**TO DO**
**a)** Update the aquarium post by writing it again, starting at the words "I would like" and ending after "couple of months!", with "HC" replaced by "hemianthus callitrichoides".
**b)** In the aquarium post, condense the paragraph that begins "Next comes equipment" into a bulleted list that keeps its main facts.

**TEXT SHOWN**
# Please critique my setup! New 12g long Iwagumi



## bikeny (Apr 29, 2010)

Hello Everyone! This is my first post, but I have been reading up here and elsewhere, and am in the planning stages of my first dedicated 'nature' aquarium. 

A little background on myself: I have been keeping aquariums for about 20 years, mostly cichlids and a 55 gallon soft coral reef that was up and running for about 10 years. I recently lost everything in my reef due to a power outage while I was away (inluding my favorite 12 year old GS Maroon clown:icon_cry. So I have decided to take a break from SW, and try my hand at a real planted aquarium. Up until now my FW tanks have concentrated on breeding cichlids, with plants being secondary, but they have done pretty well.

Anyway, on to my plan!

I ordered a Mr. Aqua rimless aquarium from Marine Depot(it's actually on the truck for delivery right now!) I really liked the look of the 12 gallon long tank and ordered it. For some reason, I like the look of long low tanks, and I think this tank will make a really nice show piece. I want to keep it as low tech and low maintanence as possible. I am seriously considering one of the new Marineland LED light fixtures. The biggest one is 36" long, the same length as the tank. For substrate I am planning to use ADA Power Sand Special and Aqua Soil Amazonia. The hardscape will just be some interesting rocks in a nice setup. For plants, I am thinking of only 3 species: HC (hemianthus callitrichoides) for a nice carpet, some Pygmy Chain Sword (Echinodorus tenellus) for some accents around the rocks, and something taller for the back corners, maybe Cryptocoryne balansae. Inhabitants would be some Amano shrimp, maybe a couple Ottos, and a small school of maybe White Clouds or Galaxy Danios, maybe 12 to 15.

I would like to set up the substrate and rocks, and then plant the HC and grow it emersed for a while to get it nice and full. Maybe add the chainsword toward the end of that process to get it going as well.

That actually brings up another question. Is it possible to set up the tank/substrate/HC and let it grow for while and them move the tank? I wonder how heavy the tank would be in that state? I ask because my plan is to put the tank in our family room, and I'm not sure my wife would appreciate looking at it in that state for a couple of months!

Next comes equipment, which I am trying to get to a minimum! I am planning no heater, no CO2, and no cover. Room temperature would be in the high 60s. I'm still on the fence about filtration. At the beggining, I would certainly have a filter of some sort, but I've been intriqued about going filterless lately. I am trying to keep the tank as uncluttered as possible. I really like the look/function of those Vortech pumps, but they are a little big/expensive for this setup.

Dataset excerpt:
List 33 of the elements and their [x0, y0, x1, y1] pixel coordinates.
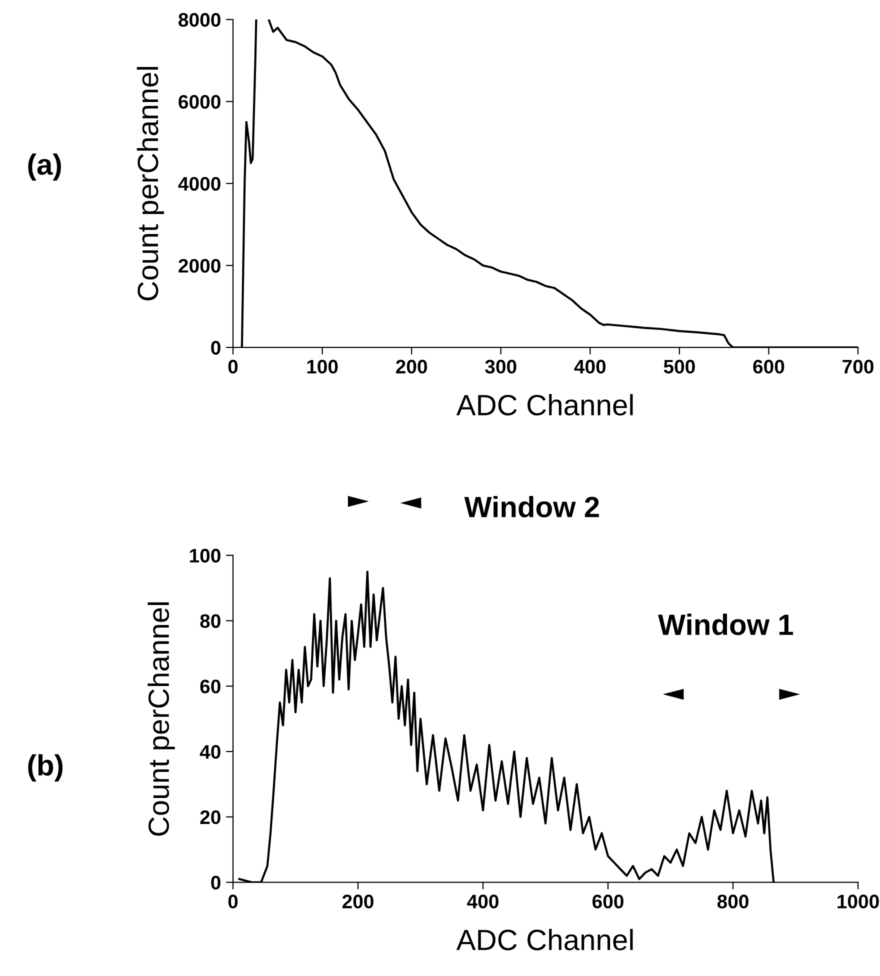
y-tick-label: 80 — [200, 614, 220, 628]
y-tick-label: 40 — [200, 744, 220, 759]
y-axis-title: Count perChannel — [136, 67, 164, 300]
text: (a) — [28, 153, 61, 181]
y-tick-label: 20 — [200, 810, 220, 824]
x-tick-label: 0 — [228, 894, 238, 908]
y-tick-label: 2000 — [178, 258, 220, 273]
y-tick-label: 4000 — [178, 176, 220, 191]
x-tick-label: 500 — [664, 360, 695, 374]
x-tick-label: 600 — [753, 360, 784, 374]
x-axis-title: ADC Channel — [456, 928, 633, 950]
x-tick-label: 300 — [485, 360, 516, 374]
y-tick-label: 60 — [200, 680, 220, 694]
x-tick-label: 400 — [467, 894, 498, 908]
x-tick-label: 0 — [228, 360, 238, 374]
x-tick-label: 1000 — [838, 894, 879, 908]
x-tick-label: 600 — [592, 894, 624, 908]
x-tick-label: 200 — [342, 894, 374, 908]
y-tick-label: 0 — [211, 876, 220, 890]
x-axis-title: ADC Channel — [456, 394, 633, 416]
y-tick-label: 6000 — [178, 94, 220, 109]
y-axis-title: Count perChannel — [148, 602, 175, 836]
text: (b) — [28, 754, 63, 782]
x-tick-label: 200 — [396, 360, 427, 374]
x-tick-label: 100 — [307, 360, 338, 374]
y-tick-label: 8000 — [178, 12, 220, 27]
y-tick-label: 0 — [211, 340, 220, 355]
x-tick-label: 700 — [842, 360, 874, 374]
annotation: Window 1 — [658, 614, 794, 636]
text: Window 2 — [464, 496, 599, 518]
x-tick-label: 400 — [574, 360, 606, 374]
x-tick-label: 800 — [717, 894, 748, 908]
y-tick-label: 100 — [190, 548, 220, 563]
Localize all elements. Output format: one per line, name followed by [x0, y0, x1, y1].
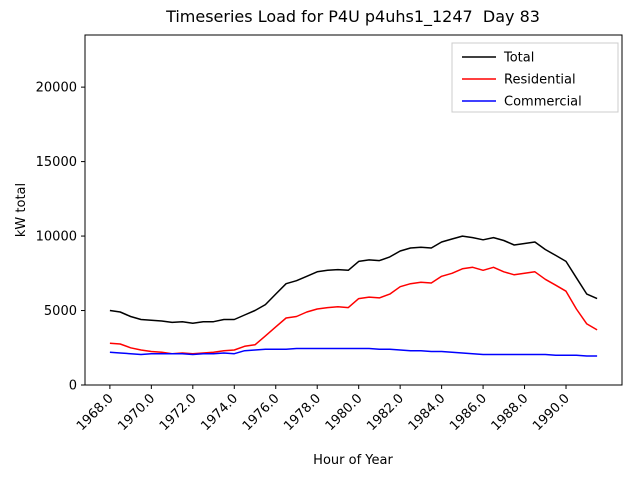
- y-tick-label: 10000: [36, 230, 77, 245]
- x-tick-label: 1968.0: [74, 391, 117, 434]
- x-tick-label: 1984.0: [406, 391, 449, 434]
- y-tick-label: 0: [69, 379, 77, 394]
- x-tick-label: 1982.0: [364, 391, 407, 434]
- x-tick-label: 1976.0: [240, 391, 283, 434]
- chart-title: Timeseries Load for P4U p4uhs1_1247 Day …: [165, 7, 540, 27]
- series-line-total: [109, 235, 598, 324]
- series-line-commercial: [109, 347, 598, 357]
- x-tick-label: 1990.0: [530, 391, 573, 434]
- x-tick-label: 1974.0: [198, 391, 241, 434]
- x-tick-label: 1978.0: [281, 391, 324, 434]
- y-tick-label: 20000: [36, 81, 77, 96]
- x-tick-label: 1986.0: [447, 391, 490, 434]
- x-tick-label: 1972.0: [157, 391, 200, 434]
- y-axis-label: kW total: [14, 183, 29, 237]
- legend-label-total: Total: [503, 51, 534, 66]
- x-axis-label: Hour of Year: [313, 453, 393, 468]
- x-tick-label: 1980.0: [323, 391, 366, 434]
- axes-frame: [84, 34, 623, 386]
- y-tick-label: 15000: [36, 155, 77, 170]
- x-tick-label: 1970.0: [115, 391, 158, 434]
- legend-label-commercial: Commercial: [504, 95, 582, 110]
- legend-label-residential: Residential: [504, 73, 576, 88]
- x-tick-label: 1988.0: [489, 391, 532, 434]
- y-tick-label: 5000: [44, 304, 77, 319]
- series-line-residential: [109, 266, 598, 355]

* * *

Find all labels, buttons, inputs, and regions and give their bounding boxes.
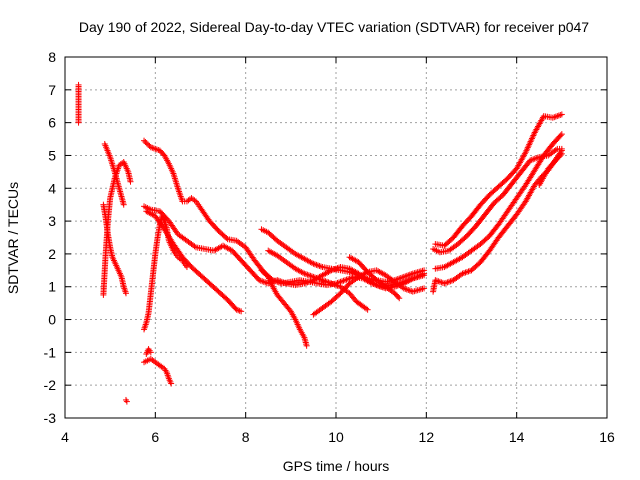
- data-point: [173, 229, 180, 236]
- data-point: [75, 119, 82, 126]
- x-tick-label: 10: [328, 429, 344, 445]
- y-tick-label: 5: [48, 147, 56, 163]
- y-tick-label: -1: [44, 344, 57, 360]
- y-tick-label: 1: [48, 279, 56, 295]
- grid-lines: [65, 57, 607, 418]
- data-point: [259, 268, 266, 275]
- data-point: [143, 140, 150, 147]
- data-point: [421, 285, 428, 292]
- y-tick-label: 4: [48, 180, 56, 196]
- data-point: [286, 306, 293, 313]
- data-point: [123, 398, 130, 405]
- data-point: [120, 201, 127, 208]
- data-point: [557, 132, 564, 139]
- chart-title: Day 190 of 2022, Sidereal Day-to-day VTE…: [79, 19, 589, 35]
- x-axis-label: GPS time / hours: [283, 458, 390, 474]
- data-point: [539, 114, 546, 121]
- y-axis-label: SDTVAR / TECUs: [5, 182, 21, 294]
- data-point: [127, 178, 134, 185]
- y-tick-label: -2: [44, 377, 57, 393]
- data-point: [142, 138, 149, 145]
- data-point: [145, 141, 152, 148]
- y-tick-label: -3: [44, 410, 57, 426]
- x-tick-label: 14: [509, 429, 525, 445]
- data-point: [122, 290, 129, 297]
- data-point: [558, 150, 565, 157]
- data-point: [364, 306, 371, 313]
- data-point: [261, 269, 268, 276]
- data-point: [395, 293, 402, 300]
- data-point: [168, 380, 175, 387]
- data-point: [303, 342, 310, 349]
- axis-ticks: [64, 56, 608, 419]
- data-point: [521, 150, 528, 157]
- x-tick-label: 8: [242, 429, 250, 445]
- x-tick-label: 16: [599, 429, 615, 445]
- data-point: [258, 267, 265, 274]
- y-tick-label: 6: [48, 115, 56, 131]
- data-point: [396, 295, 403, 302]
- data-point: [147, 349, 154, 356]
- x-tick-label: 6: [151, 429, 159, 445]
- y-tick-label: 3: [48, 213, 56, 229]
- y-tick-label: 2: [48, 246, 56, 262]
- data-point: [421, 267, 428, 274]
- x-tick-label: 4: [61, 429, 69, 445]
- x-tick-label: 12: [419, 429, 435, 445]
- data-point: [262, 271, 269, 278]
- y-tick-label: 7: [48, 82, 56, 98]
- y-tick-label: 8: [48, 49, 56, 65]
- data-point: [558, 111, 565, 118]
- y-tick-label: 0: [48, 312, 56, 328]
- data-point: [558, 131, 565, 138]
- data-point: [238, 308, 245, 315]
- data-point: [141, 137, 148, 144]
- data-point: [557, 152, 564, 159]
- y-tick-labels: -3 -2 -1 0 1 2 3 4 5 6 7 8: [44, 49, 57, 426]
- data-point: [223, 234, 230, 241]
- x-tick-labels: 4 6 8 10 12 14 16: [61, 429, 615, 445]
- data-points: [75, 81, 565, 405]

==

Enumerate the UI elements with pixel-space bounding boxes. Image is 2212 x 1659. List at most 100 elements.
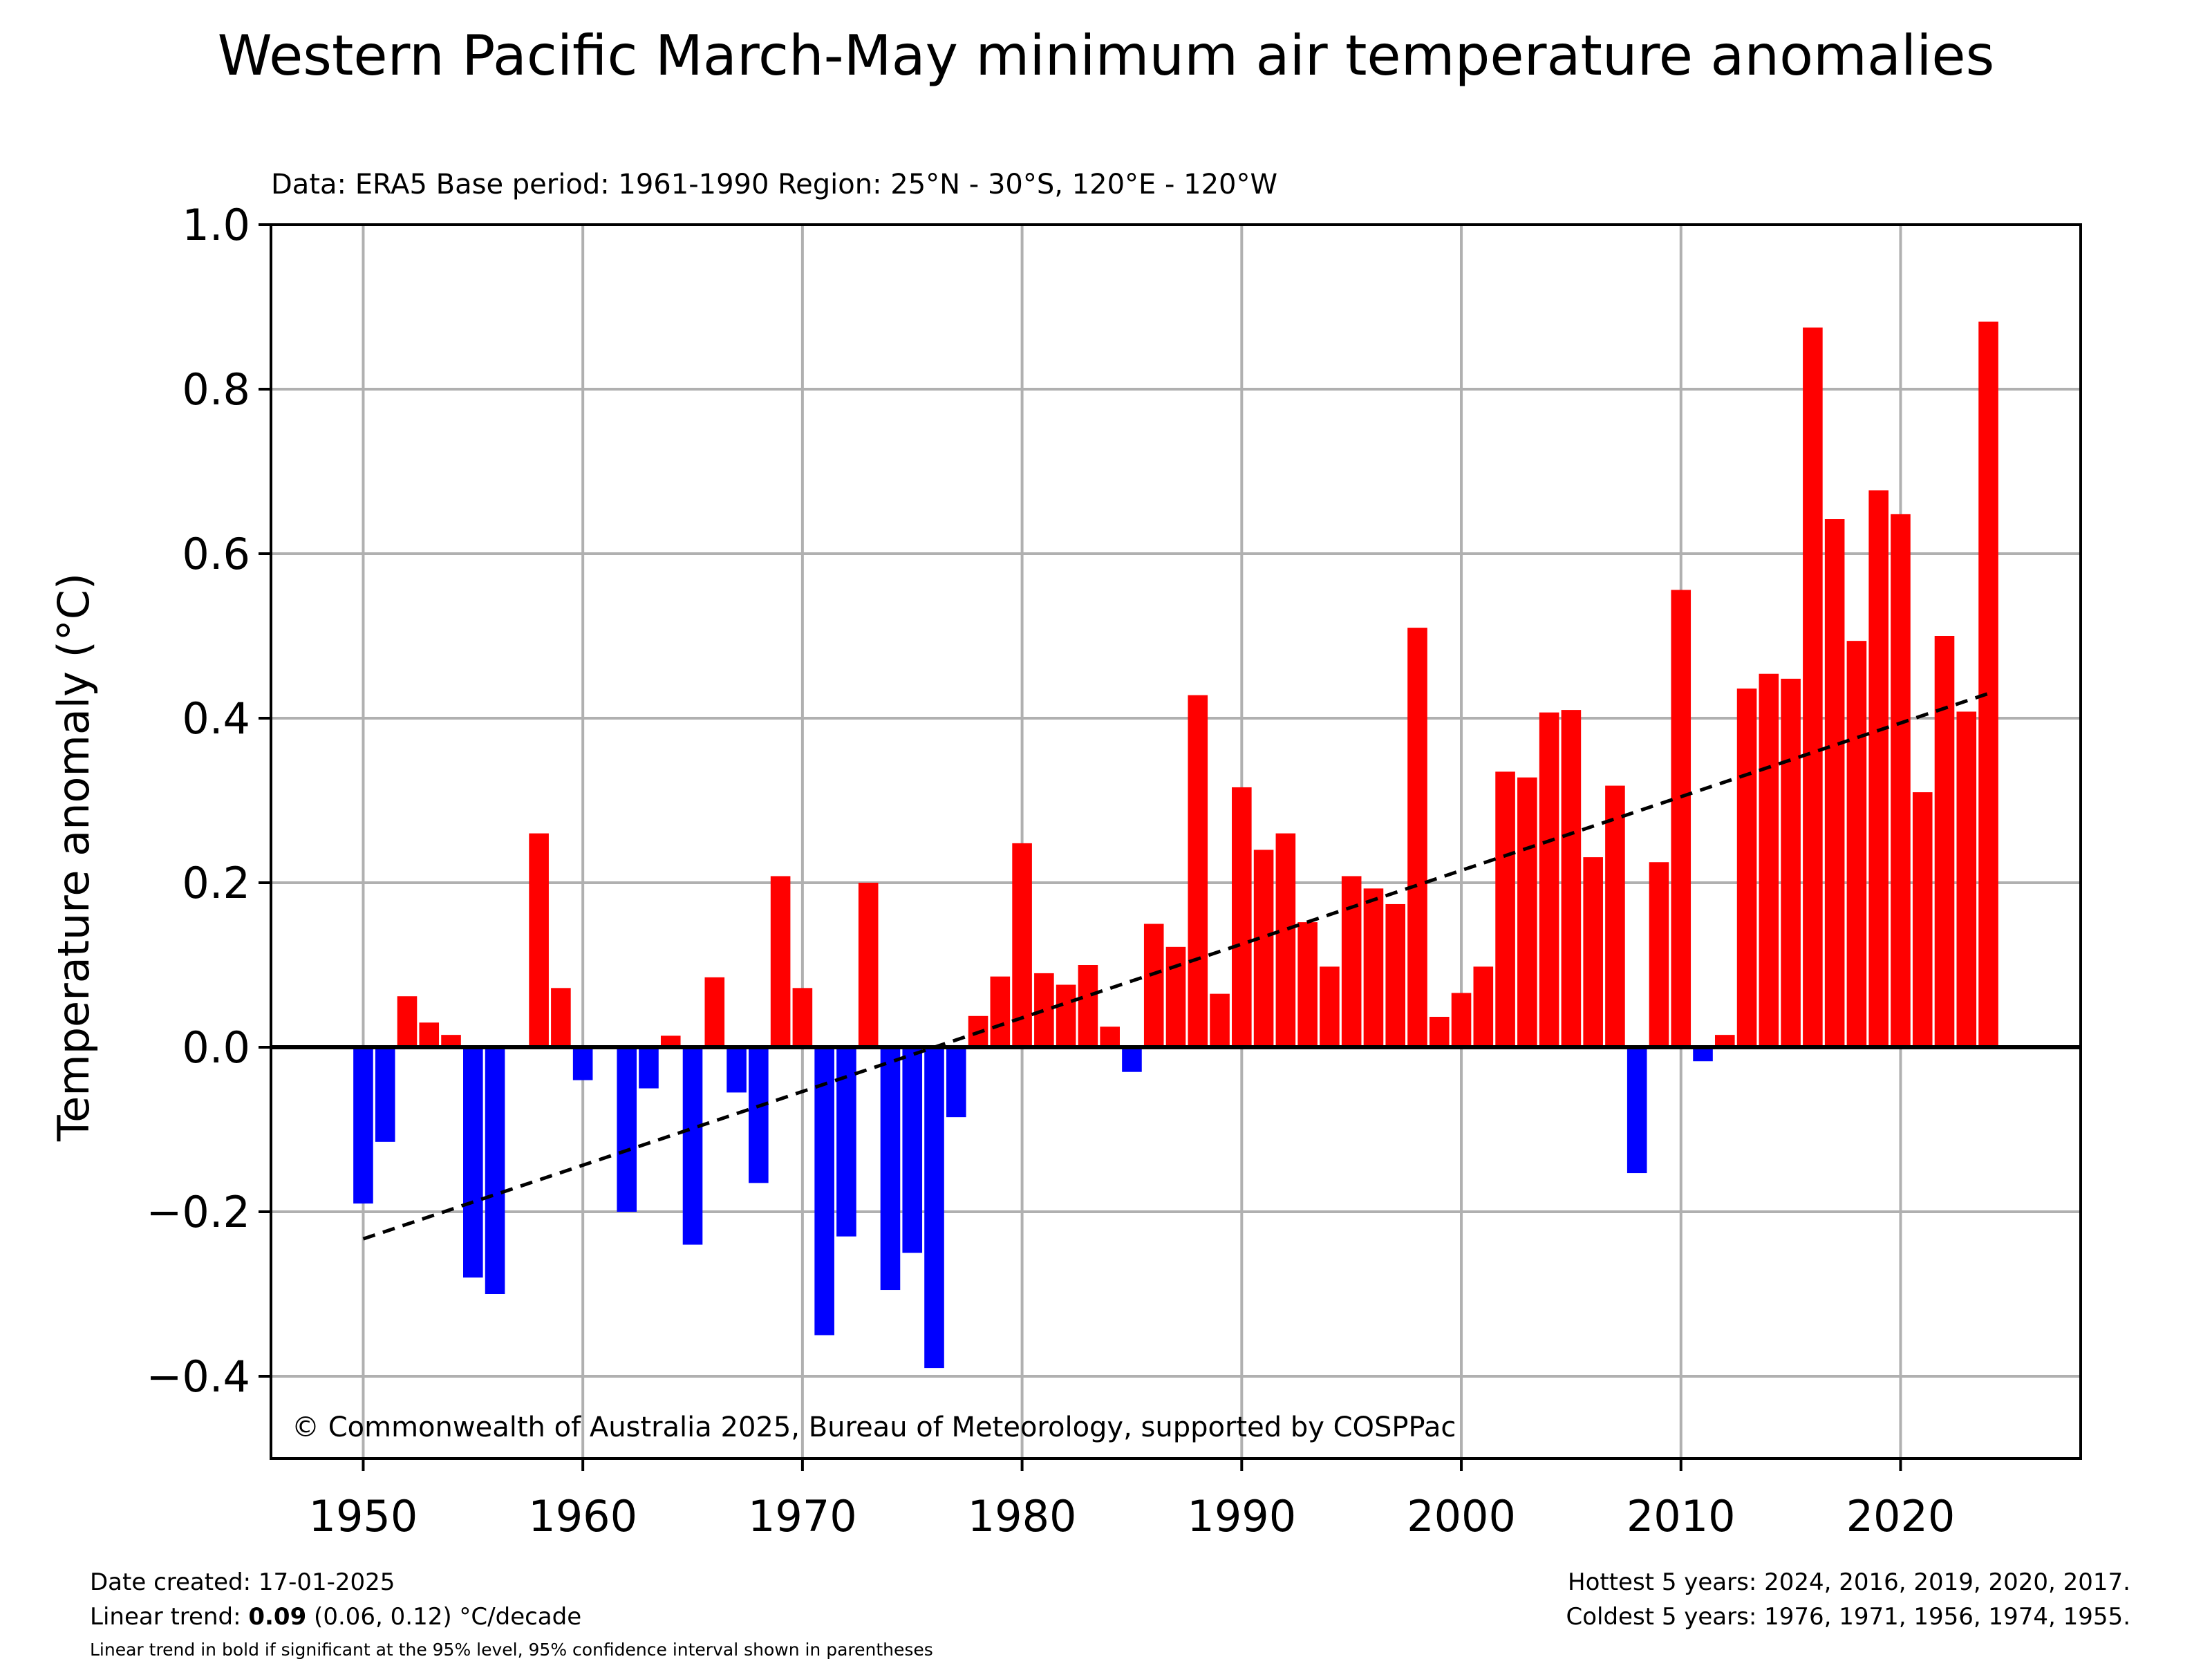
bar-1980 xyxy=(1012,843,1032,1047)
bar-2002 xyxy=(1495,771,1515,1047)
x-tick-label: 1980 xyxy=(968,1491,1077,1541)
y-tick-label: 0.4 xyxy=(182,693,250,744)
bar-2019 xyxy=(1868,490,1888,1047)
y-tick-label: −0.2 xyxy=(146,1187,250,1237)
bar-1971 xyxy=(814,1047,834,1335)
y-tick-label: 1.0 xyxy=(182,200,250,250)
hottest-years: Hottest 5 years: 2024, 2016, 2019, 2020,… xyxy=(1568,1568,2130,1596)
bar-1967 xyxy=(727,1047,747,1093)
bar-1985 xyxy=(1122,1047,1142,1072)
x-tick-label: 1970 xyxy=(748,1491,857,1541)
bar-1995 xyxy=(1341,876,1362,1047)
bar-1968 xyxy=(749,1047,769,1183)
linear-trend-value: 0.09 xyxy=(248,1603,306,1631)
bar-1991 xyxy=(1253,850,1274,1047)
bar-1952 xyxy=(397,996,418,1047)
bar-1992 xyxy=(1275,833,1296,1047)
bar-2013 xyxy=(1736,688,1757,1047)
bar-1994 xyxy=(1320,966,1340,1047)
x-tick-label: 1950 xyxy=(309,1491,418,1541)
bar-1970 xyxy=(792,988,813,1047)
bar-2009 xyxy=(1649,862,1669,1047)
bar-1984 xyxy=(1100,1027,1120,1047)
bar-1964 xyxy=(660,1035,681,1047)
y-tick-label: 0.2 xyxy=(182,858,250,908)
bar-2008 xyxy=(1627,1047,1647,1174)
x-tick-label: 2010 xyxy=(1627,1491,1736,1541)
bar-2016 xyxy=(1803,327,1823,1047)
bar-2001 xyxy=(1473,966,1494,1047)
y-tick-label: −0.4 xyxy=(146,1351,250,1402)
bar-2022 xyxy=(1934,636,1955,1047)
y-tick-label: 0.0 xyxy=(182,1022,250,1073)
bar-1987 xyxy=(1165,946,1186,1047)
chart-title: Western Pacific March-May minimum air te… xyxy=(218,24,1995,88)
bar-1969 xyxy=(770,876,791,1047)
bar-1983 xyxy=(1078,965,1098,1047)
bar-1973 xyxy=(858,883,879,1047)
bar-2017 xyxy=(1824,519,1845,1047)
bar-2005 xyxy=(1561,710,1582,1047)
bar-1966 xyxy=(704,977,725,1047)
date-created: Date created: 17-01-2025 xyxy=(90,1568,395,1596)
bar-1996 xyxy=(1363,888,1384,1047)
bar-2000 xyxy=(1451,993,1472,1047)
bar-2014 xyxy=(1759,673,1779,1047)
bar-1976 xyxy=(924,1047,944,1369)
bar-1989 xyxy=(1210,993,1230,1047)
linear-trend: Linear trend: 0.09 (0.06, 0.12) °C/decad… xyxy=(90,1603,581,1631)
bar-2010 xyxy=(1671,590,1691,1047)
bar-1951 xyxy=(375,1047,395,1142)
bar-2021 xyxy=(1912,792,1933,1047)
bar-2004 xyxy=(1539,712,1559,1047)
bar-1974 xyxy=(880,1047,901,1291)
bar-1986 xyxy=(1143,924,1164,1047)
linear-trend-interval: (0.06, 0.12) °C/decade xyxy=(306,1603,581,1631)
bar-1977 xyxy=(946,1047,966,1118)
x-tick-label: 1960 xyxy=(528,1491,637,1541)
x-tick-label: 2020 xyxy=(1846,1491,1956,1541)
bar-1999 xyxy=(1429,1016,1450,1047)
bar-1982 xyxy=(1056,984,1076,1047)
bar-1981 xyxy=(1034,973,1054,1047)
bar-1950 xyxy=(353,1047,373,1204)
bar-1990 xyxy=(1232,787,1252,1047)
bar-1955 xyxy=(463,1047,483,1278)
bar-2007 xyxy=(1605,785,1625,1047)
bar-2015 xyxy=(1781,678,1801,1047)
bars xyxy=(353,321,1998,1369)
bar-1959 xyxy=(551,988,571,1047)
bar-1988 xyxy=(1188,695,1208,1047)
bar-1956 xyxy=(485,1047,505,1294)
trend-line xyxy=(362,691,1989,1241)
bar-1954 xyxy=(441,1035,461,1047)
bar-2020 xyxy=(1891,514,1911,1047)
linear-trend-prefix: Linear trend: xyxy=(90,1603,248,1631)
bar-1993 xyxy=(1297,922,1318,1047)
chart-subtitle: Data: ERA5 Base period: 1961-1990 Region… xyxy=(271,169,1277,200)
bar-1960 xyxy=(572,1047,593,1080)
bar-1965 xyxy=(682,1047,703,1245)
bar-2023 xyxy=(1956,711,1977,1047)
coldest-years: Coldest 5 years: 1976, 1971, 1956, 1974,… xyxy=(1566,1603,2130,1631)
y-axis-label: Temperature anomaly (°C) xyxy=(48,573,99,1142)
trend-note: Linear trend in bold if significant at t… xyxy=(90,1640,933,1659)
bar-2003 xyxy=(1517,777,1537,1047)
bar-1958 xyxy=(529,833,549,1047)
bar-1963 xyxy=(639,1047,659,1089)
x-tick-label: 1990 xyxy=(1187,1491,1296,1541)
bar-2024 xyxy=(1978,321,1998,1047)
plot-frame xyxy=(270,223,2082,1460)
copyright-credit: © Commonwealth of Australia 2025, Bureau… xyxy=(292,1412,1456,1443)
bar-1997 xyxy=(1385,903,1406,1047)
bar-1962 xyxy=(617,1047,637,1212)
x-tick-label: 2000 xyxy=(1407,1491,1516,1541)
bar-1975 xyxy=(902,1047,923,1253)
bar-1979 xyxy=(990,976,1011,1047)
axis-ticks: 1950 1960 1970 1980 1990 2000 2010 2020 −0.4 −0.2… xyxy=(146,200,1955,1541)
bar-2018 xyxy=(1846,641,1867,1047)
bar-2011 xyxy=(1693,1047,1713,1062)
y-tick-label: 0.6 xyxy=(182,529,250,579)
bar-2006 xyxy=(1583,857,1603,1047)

**SOLUTIONS TO EACH TASK**
**a)**
I would like to set up the substrate and rocks, and then plant the hemianthus callitrichoides and grow it emersed for a while to get it nice and full. Maybe add the chainsword toward the end of that process to get it going as well.

That actually brings up another question. Is it possible to set up the tank/substrate/hemianthus callitrichoides and let it grow for while and them move the tank? I wonder how heavy the tank would be in that state? I ask because my plan is to put the tank in our family room, and I'm not sure my wife would appreciate looking at it in that state for a couple of months!

**b)**
- Equipment is to be kept to a minimum.
- No heater, no CO2 and no cover; room temperature would be in the high 60s.
- Filtration is undecided: some filter at the beginning, though going filterless is of interest.
- The tank should be as uncluttered as possible.
- Vortech pumps are appealing but a little big/expensive for this setup.